Records to use =>
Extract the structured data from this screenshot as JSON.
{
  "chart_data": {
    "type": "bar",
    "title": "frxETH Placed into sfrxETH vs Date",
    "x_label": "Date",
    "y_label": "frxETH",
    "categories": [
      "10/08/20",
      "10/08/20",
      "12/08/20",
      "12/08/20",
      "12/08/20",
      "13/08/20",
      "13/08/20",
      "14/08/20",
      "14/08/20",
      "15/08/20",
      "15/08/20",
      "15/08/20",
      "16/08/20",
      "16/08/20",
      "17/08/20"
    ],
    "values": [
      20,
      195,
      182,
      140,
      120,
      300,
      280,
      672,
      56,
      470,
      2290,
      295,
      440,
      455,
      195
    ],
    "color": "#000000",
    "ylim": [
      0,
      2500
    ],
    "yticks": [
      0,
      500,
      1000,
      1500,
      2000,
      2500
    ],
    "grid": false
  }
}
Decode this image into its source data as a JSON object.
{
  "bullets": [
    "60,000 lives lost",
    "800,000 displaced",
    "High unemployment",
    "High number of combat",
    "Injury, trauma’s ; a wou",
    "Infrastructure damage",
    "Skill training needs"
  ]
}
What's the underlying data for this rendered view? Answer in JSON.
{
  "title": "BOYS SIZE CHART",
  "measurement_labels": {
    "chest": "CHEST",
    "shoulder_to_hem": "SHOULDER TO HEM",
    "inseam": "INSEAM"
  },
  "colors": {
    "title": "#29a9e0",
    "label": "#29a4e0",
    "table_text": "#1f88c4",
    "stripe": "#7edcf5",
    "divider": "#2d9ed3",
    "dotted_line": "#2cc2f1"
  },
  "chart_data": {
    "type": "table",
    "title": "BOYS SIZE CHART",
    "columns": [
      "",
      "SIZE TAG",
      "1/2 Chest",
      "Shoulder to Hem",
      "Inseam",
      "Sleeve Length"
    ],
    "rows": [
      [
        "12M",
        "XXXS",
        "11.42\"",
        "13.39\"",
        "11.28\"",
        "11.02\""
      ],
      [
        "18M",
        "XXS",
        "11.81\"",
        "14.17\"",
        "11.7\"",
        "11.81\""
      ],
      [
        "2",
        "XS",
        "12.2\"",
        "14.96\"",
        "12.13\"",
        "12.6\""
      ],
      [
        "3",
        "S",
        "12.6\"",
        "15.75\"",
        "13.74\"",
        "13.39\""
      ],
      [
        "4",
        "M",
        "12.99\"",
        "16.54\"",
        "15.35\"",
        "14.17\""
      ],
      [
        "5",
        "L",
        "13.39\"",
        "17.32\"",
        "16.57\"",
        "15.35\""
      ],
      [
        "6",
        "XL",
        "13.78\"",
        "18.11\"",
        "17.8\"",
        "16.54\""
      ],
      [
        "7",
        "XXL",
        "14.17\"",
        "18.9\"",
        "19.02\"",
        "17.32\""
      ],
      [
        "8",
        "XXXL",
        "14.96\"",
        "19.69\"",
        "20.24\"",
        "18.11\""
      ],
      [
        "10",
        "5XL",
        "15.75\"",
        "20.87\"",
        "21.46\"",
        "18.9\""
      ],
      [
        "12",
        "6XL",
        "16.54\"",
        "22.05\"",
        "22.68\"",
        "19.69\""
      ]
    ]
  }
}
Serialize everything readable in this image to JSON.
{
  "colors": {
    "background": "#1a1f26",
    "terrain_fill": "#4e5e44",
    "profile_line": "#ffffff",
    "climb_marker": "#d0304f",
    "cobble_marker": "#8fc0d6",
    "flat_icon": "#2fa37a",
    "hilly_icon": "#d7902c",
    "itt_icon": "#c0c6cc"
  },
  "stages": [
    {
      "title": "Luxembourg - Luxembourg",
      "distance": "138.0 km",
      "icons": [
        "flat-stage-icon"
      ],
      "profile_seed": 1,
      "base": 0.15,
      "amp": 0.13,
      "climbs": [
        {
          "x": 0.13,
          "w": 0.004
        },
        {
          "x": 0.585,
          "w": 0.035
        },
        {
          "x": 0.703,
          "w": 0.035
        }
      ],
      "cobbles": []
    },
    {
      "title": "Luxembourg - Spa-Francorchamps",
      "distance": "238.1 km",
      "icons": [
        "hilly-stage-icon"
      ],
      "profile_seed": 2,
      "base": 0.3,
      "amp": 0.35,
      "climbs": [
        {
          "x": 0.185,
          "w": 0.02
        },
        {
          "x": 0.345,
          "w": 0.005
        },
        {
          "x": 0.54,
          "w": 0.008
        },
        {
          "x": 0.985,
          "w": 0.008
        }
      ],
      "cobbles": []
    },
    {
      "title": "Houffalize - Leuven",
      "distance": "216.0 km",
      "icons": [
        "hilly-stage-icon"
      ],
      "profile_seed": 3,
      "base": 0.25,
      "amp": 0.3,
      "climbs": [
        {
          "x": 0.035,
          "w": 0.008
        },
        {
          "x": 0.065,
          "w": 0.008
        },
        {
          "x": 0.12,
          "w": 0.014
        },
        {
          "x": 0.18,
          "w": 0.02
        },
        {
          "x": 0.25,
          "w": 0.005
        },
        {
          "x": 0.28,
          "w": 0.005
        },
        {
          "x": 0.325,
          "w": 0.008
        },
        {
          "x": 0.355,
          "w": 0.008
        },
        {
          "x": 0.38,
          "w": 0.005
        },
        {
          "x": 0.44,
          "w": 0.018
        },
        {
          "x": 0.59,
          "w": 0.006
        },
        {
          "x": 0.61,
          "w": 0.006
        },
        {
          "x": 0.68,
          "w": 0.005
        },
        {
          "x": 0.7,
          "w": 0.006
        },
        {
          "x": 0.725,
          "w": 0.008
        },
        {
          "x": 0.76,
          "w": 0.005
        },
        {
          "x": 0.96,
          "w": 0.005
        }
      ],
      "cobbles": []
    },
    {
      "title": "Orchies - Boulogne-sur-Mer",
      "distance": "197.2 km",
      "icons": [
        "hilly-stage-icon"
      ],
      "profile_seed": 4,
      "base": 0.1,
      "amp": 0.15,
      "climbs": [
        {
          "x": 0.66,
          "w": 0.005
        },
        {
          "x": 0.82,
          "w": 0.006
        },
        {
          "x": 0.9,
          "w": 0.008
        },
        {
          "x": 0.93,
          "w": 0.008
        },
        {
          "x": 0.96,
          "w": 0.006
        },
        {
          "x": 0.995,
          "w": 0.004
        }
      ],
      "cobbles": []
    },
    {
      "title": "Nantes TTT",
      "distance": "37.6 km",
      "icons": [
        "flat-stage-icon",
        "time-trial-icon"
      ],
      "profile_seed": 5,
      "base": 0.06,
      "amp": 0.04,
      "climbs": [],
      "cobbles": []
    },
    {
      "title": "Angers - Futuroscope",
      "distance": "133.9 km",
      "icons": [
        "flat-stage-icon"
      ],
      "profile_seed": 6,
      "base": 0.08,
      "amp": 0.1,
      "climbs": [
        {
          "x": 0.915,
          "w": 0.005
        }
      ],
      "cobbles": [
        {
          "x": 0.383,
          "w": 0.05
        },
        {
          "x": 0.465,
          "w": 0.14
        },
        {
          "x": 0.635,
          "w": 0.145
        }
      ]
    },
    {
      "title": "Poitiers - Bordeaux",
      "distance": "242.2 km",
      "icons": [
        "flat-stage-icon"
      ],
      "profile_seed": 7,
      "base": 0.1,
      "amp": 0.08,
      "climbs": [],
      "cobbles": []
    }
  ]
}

Direction =>
Give the number of lines containing the word "this". No other answer is needed.

Expected answer =>
4